THE EXERCISE ▸
Rewrite the rows below, changing every "page-ref" to "page-number" and leaving all other text as it is.

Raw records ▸
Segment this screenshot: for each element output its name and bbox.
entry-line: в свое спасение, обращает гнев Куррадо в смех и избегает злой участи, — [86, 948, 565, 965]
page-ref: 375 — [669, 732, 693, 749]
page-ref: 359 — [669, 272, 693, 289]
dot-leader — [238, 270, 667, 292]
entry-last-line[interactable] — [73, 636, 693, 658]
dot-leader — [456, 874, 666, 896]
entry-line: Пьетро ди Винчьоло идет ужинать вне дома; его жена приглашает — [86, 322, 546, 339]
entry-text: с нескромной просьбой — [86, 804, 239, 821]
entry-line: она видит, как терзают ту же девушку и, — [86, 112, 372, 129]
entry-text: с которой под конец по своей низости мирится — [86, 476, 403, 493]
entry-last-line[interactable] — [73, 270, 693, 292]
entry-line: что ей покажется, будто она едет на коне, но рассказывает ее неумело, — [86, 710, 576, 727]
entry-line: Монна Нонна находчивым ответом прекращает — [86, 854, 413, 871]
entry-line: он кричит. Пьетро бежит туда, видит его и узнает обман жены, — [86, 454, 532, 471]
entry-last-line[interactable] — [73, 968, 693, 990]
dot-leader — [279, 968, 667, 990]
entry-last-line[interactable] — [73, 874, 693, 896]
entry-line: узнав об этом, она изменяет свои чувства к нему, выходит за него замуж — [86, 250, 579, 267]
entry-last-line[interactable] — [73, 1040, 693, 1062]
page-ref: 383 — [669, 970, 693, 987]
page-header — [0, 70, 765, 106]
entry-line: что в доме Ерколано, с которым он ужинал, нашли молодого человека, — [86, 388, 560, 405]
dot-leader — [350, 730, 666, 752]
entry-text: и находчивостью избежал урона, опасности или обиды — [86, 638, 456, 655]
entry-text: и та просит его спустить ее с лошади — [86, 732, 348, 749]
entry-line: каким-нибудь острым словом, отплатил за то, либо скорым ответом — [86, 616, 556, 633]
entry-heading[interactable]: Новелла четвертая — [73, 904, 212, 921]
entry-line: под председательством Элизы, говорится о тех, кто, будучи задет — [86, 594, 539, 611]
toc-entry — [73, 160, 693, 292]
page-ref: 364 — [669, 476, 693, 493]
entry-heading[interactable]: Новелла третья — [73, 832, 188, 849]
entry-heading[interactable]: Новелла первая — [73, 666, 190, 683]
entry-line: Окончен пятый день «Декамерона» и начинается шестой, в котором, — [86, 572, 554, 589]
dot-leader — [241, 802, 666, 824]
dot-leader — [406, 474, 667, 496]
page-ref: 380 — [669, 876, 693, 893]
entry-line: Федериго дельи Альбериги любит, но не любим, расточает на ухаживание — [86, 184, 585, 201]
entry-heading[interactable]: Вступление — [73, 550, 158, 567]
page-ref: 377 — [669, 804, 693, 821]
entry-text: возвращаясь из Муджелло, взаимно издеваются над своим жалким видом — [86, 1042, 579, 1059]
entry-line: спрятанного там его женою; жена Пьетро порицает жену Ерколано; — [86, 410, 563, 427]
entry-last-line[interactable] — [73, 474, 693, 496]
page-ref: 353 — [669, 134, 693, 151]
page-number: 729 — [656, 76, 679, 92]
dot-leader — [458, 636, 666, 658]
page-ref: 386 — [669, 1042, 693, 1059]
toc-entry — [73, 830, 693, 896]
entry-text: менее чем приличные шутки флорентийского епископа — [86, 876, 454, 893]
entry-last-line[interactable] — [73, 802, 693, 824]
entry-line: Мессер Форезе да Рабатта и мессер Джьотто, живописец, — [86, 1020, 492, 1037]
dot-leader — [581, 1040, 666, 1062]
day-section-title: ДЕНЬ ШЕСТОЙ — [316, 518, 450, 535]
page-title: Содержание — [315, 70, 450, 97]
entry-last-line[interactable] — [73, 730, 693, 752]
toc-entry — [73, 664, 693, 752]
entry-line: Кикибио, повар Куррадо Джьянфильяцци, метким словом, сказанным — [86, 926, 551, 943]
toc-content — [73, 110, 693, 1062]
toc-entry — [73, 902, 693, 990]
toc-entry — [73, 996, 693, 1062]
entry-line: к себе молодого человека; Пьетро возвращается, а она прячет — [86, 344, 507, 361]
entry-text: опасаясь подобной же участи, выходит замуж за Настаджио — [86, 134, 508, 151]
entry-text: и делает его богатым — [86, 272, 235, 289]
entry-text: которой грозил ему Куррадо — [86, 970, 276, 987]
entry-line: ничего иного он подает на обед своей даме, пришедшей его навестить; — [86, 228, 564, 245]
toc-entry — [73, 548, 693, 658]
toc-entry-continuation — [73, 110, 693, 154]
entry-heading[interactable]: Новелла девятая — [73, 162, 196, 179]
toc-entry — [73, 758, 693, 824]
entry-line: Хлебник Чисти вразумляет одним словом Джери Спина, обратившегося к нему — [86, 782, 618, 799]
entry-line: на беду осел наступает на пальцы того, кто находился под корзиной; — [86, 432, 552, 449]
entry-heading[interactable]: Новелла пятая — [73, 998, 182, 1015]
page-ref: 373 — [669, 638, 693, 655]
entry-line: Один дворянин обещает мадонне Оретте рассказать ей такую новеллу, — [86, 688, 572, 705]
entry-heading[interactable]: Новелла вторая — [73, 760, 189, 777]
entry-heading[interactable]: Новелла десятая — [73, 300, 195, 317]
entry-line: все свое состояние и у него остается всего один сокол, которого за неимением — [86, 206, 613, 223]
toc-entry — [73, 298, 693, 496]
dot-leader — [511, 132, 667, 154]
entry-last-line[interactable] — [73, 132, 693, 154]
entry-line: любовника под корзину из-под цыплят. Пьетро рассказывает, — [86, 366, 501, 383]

COMPLETED EXERCISE ▸
Segment this screenshot: for each element output its name and bbox.
entry-line: в свое спасение, обращает гнев Куррадо в смех и избегает злой участи, — [86, 948, 565, 965]
page-number: 375 — [669, 732, 693, 749]
page-number: 359 — [669, 272, 693, 289]
dot-leader — [238, 270, 667, 292]
entry-last-line[interactable] — [73, 636, 693, 658]
dot-leader — [456, 874, 666, 896]
entry-line: Пьетро ди Винчьоло идет ужинать вне дома; его жена приглашает — [86, 322, 546, 339]
entry-text: с нескромной просьбой — [86, 804, 239, 821]
entry-line: она видит, как терзают ту же девушку и, — [86, 112, 372, 129]
entry-text: с которой под конец по своей низости мирится — [86, 476, 403, 493]
entry-last-line[interactable] — [73, 270, 693, 292]
entry-line: что ей покажется, будто она едет на коне, но рассказывает ее неумело, — [86, 710, 576, 727]
entry-line: Монна Нонна находчивым ответом прекращает — [86, 854, 413, 871]
entry-line: он кричит. Пьетро бежит туда, видит его и узнает обман жены, — [86, 454, 532, 471]
entry-last-line[interactable] — [73, 968, 693, 990]
dot-leader — [279, 968, 667, 990]
entry-last-line[interactable] — [73, 874, 693, 896]
entry-line: узнав об этом, она изменяет свои чувства к нему, выходит за него замуж — [86, 250, 579, 267]
entry-last-line[interactable] — [73, 1040, 693, 1062]
page-number: 383 — [669, 970, 693, 987]
page-header — [0, 70, 765, 106]
entry-line: что в доме Ерколано, с которым он ужинал, нашли молодого человека, — [86, 388, 560, 405]
dot-leader — [350, 730, 666, 752]
entry-text: и находчивостью избежал урона, опасности или обиды — [86, 638, 456, 655]
entry-text: и та просит его спустить ее с лошади — [86, 732, 348, 749]
entry-line: каким-нибудь острым словом, отплатил за то, либо скорым ответом — [86, 616, 556, 633]
entry-heading[interactable]: Новелла четвертая — [73, 904, 212, 921]
entry-line: под председательством Элизы, говорится о тех, кто, будучи задет — [86, 594, 539, 611]
toc-entry — [73, 160, 693, 292]
page-number: 364 — [669, 476, 693, 493]
entry-heading[interactable]: Новелла третья — [73, 832, 188, 849]
entry-heading[interactable]: Новелла первая — [73, 666, 190, 683]
entry-line: Окончен пятый день «Декамерона» и начинается шестой, в котором, — [86, 572, 554, 589]
dot-leader — [241, 802, 666, 824]
dot-leader — [406, 474, 667, 496]
page-number: 380 — [669, 876, 693, 893]
entry-line: Федериго дельи Альбериги любит, но не любим, расточает на ухаживание — [86, 184, 585, 201]
entry-heading[interactable]: Вступление — [73, 550, 158, 567]
page-number: 377 — [669, 804, 693, 821]
entry-text: возвращаясь из Муджелло, взаимно издеваются над своим жалким видом — [86, 1042, 579, 1059]
entry-line: спрятанного там его женою; жена Пьетро порицает жену Ерколано; — [86, 410, 563, 427]
entry-last-line[interactable] — [73, 474, 693, 496]
page-number: 353 — [669, 134, 693, 151]
page-number: 729 — [656, 76, 679, 92]
dot-leader — [458, 636, 666, 658]
page-number: 386 — [669, 1042, 693, 1059]
toc-entry — [73, 830, 693, 896]
entry-text: менее чем приличные шутки флорентийского епископа — [86, 876, 454, 893]
entry-last-line[interactable] — [73, 802, 693, 824]
entry-line: Мессер Форезе да Рабатта и мессер Джьотто, живописец, — [86, 1020, 492, 1037]
dot-leader — [581, 1040, 666, 1062]
day-section-title: ДЕНЬ ШЕСТОЙ — [316, 518, 450, 535]
page-title: Содержание — [315, 70, 450, 97]
entry-last-line[interactable] — [73, 730, 693, 752]
toc-entry — [73, 664, 693, 752]
entry-line: Кикибио, повар Куррадо Джьянфильяцци, метким словом, сказанным — [86, 926, 551, 943]
toc-content — [73, 110, 693, 1062]
toc-entry — [73, 902, 693, 990]
toc-entry — [73, 996, 693, 1062]
entry-line: к себе молодого человека; Пьетро возвращается, а она прячет — [86, 344, 507, 361]
entry-text: опасаясь подобной же участи, выходит замуж за Настаджио — [86, 134, 508, 151]
entry-text: и делает его богатым — [86, 272, 235, 289]
entry-text: которой грозил ему Куррадо — [86, 970, 276, 987]
entry-line: ничего иного он подает на обед своей даме, пришедшей его навестить; — [86, 228, 564, 245]
toc-entry — [73, 548, 693, 658]
toc-entry-continuation — [73, 110, 693, 154]
entry-heading[interactable]: Новелла девятая — [73, 162, 196, 179]
toc-entry — [73, 758, 693, 824]
entry-line: Хлебник Чисти вразумляет одним словом Джери Спина, обратившегося к нему — [86, 782, 618, 799]
entry-line: на беду осел наступает на пальцы того, кто находился под корзиной; — [86, 432, 552, 449]
entry-heading[interactable]: Новелла пятая — [73, 998, 182, 1015]
page-number: 373 — [669, 638, 693, 655]
entry-line: Один дворянин обещает мадонне Оретте рассказать ей такую новеллу, — [86, 688, 572, 705]
entry-heading[interactable]: Новелла вторая — [73, 760, 189, 777]
entry-heading[interactable]: Новелла десятая — [73, 300, 195, 317]
entry-line: все свое состояние и у него остается всего один сокол, которого за неимением — [86, 206, 613, 223]
toc-entry — [73, 298, 693, 496]
dot-leader — [511, 132, 667, 154]
entry-last-line[interactable] — [73, 132, 693, 154]
entry-line: любовника под корзину из-под цыплят. Пьетро рассказывает, — [86, 366, 501, 383]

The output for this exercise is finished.